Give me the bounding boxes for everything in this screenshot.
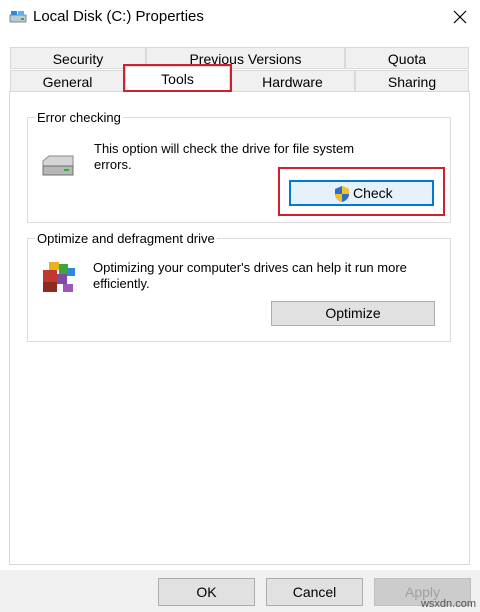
optimize-description: Optimizing your computer's drives can he… [93,260,407,291]
cancel-button[interactable]: Cancel [266,578,363,606]
uac-shield-icon [333,185,351,206]
hard-drive-icon [40,155,76,180]
close-icon [453,10,467,24]
tab-tools[interactable]: Tools [125,66,230,92]
check-button[interactable]: Check [289,180,434,206]
dialog-footer: OK Cancel Apply wsxdn.com [0,570,480,612]
tools-tab-page: Error checking This option will check th… [9,91,470,565]
tab-quota[interactable]: Quota [345,47,469,69]
tab-general[interactable]: General [10,70,125,92]
check-button-label: Check [353,185,393,201]
watermark: wsxdn.com [420,598,476,610]
tab-hardware[interactable]: Hardware [230,70,355,92]
close-button[interactable] [440,0,480,34]
optimize-button[interactable]: Optimize [271,301,435,326]
window-title: Local Disk (C:) Properties [33,8,204,25]
title-bar: Local Disk (C:) Properties [0,0,480,34]
error-checking-description: This option will check the drive for fil… [94,141,355,172]
defrag-icon [39,258,79,299]
optimize-title: Optimize and defragment drive [35,231,217,246]
ok-button[interactable]: OK [158,578,255,606]
drive-icon [9,9,27,25]
tab-sharing[interactable]: Sharing [355,70,469,92]
error-checking-title: Error checking [35,110,123,125]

************

*WHAT IS REQUIRED*
Express the listing from the line with "optimize-description: Optimizing your" to the line with "tab-quota[interactable]: Quota [345,47,469,69]" as a Markdown table with the columns Number and Record line, one row per line and blank lines left out.

*ANSWER TO THIS EXERCISE*
| Number | Record line |
|---|---|
| 1 | optimize-description: Optimizing your computer's drives can he… [93,260,407,291] |
| 2 | cancel-button[interactable]: Cancel [266,578,363,606] |
| 3 | uac-shield-icon [333,185,351,206] |
| 4 | hard-drive-icon [40,155,76,180] |
| 5 | close-icon [453,10,467,24] |
| 6 | tab-tools[interactable]: Tools [125,66,230,92] |
| 7 | check-button[interactable]: Check [289,180,434,206] |
| 8 | dialog-footer: OK Cancel Apply wsxdn.com [0,570,480,612] |
| 9 | tools-tab-page: Error checking This option will check th… [9,91,470,565] |
| 10 | tab-quota[interactable]: Quota [345,47,469,69] |